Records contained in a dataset
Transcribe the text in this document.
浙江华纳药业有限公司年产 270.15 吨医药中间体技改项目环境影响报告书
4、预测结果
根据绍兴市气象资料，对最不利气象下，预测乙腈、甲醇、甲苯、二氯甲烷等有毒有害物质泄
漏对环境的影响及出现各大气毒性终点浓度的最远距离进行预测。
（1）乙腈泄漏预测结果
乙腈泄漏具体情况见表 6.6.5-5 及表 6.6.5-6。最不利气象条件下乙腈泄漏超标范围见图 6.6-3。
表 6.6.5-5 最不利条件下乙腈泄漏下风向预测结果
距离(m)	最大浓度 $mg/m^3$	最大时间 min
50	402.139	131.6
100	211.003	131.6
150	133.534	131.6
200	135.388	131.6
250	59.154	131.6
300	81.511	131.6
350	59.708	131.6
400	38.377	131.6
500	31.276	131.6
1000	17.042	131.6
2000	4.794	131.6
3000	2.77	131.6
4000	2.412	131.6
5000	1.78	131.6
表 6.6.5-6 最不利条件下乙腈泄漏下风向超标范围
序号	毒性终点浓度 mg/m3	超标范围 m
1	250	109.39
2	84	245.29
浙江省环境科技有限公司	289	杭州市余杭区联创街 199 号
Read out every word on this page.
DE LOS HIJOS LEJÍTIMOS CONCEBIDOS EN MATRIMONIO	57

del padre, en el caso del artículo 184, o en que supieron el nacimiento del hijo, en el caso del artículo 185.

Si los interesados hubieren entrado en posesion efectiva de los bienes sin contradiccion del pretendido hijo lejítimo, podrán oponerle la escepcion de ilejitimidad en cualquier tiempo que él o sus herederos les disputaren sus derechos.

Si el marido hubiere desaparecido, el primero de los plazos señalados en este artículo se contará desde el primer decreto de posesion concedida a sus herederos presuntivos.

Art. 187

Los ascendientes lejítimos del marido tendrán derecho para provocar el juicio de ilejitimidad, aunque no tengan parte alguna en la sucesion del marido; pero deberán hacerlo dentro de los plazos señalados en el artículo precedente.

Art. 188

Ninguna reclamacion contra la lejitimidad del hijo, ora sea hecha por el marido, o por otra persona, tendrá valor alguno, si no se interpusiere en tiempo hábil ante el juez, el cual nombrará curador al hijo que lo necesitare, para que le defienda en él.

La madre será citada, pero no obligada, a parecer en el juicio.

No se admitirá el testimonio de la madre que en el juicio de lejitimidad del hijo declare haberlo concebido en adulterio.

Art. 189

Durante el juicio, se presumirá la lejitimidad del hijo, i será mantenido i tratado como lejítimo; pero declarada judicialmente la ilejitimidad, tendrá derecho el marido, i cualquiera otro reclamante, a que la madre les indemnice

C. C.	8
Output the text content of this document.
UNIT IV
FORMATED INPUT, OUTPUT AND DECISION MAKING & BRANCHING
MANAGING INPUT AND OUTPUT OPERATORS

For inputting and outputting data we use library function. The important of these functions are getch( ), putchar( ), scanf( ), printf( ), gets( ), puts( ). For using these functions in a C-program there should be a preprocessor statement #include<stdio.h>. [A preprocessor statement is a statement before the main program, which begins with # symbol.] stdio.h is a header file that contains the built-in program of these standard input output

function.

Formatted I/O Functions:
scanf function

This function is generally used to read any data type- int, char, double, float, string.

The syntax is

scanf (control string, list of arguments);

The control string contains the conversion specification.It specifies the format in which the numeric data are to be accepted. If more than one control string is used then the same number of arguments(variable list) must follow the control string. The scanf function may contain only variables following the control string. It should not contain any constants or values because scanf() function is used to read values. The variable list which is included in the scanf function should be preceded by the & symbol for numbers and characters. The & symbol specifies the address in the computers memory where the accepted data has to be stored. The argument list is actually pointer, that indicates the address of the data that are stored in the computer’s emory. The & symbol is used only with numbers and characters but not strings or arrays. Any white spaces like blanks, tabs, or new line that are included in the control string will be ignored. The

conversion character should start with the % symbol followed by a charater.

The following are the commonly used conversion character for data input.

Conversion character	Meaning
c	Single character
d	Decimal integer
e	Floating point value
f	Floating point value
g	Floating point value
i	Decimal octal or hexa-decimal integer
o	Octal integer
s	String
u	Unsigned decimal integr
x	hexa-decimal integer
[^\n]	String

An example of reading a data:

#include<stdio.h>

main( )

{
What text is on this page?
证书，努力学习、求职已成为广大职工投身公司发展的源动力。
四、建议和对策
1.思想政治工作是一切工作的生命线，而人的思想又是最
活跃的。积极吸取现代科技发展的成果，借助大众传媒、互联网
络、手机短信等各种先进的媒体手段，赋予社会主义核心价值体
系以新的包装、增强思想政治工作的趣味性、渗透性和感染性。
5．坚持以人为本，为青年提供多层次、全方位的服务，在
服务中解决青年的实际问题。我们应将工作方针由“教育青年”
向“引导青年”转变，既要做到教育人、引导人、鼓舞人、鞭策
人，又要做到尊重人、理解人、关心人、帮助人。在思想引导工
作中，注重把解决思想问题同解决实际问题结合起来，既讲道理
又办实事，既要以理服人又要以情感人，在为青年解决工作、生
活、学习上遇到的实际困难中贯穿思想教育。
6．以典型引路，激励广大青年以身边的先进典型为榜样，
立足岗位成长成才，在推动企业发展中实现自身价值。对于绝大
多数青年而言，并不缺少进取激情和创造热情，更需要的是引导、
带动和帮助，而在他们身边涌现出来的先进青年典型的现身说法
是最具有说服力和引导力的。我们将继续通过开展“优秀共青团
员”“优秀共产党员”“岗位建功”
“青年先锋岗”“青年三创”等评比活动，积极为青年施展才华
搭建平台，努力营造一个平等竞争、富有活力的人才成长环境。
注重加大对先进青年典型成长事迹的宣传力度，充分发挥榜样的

→ **GIVEN EXERCISE**: Check each line of the listing above for the string "text", then report only how many lines have it.

→ **RIGHT ANSWER**: 3